## Material provided
^^^^^^^^

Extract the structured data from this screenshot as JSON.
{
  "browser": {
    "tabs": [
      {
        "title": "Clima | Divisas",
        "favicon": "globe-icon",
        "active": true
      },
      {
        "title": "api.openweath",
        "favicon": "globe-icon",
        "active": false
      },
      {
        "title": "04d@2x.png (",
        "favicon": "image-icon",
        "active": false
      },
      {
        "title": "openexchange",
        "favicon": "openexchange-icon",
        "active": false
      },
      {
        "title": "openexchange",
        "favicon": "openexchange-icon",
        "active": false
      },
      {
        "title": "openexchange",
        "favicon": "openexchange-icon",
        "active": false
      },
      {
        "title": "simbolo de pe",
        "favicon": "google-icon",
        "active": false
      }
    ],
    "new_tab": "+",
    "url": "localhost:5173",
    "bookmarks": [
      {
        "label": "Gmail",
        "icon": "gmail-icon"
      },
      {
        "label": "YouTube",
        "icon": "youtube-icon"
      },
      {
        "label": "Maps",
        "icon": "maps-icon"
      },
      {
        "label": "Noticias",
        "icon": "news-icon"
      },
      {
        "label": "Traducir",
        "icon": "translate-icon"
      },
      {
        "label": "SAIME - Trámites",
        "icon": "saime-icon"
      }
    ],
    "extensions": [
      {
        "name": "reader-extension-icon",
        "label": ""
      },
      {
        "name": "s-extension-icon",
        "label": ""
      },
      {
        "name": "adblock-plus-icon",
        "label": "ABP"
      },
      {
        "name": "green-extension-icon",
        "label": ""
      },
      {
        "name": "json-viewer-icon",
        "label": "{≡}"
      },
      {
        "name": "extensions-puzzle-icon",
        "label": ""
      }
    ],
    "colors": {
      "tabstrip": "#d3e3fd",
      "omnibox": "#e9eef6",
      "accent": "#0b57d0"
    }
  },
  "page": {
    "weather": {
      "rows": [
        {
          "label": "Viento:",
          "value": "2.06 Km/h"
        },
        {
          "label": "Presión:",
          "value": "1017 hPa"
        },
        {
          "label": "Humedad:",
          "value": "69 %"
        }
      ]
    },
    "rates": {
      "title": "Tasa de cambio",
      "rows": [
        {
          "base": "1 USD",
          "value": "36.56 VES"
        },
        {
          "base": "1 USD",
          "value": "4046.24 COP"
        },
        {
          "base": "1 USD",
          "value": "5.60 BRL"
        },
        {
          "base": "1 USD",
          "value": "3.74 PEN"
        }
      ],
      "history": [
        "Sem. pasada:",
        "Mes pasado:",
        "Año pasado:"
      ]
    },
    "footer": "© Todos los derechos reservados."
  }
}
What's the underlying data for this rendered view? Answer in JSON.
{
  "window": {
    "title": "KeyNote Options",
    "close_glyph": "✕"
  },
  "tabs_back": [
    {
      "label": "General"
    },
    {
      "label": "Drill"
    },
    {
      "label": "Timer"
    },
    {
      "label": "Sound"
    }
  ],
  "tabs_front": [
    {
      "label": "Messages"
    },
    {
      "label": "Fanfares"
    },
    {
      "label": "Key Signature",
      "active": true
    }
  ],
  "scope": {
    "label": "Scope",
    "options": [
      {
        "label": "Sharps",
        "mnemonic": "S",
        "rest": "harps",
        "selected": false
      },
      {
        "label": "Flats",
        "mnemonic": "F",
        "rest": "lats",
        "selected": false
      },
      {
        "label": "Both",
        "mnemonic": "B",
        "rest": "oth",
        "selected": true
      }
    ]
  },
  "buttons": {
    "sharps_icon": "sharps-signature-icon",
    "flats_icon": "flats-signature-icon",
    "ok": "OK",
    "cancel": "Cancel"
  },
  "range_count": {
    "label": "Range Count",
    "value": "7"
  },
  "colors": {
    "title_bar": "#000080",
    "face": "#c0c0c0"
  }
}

^^^^^^^^

Reproduce the full set of records precisely.

## The response
Extract the structured data from this screenshot as JSON.
{
  "browser": {
    "tabs": [
      {
        "title": "Clima | Divisas",
        "favicon": "globe-icon",
        "active": true
      },
      {
        "title": "api.openweath",
        "favicon": "globe-icon",
        "active": false
      },
      {
        "title": "04d@2x.png (",
        "favicon": "image-icon",
        "active": false
      },
      {
        "title": "openexchange",
        "favicon": "openexchange-icon",
        "active": false
      },
      {
        "title": "openexchange",
        "favicon": "openexchange-icon",
        "active": false
      },
      {
        "title": "openexchange",
        "favicon": "openexchange-icon",
        "active": false
      },
      {
        "title": "simbolo de pe",
        "favicon": "google-icon",
        "active": false
      }
    ],
    "new_tab": "+",
    "url": "localhost:5173",
    "bookmarks": [
      {
        "label": "Gmail",
        "icon": "gmail-icon"
      },
      {
        "label": "YouTube",
        "icon": "youtube-icon"
      },
      {
        "label": "Maps",
        "icon": "maps-icon"
      },
      {
        "label": "Noticias",
        "icon": "news-icon"
      },
      {
        "label": "Traducir",
        "icon": "translate-icon"
      },
      {
        "label": "SAIME - Trámites",
        "icon": "saime-icon"
      }
    ],
    "extensions": [
      {
        "name": "reader-extension-icon",
        "label": ""
      },
      {
        "name": "s-extension-icon",
        "label": ""
      },
      {
        "name": "adblock-plus-icon",
        "label": "ABP"
      },
      {
        "name": "green-extension-icon",
        "label": ""
      },
      {
        "name": "json-viewer-icon",
        "label": "{≡}"
      },
      {
        "name": "extensions-puzzle-icon",
        "label": ""
      }
    ],
    "colors": {
      "tabstrip": "#d3e3fd",
      "omnibox": "#e9eef6",
      "accent": "#0b57d0"
    }
  },
  "page": {
    "weather": {
      "rows": [
        {
          "label": "Viento:",
          "value": "2.06 Km/h"
        },
        {
          "label": "Presión:",
          "value": "1017 hPa"
        },
        {
          "label": "Humedad:",
          "value": "69 %"
        }
      ]
    },
    "rates": {
      "title": "Tasa de cambio",
      "rows": [
        {
          "base": "1 USD",
          "value": "36.56 VES"
        },
        {
          "base": "1 USD",
          "value": "4046.24 COP"
        },
        {
          "base": "1 USD",
          "value": "5.60 BRL"
        },
        {
          "base": "1 USD",
          "value": "3.74 PEN"
        }
      ],
      "history": [
        "Sem. pasada:",
        "Mes pasado:",
        "Año pasado:"
      ]
    },
    "footer": "© Todos los derechos reservados."
  }
}
What's the underlying data for this rendered view? Answer in JSON.
{
  "window": {
    "title": "KeyNote Options",
    "close_glyph": "✕"
  },
  "tabs_back": [
    {
      "label": "General"
    },
    {
      "label": "Drill"
    },
    {
      "label": "Timer"
    },
    {
      "label": "Sound"
    }
  ],
  "tabs_front": [
    {
      "label": "Messages"
    },
    {
      "label": "Fanfares"
    },
    {
      "label": "Key Signature",
      "active": true
    }
  ],
  "scope": {
    "label": "Scope",
    "options": [
      {
        "label": "Sharps",
        "mnemonic": "S",
        "rest": "harps",
        "selected": false
      },
      {
        "label": "Flats",
        "mnemonic": "F",
        "rest": "lats",
        "selected": false
      },
      {
        "label": "Both",
        "mnemonic": "B",
        "rest": "oth",
        "selected": true
      }
    ]
  },
  "buttons": {
    "sharps_icon": "sharps-signature-icon",
    "flats_icon": "flats-signature-icon",
    "ok": "OK",
    "cancel": "Cancel"
  },
  "range_count": {
    "label": "Range Count",
    "value": "7"
  },
  "colors": {
    "title_bar": "#000080",
    "face": "#c0c0c0"
  }
}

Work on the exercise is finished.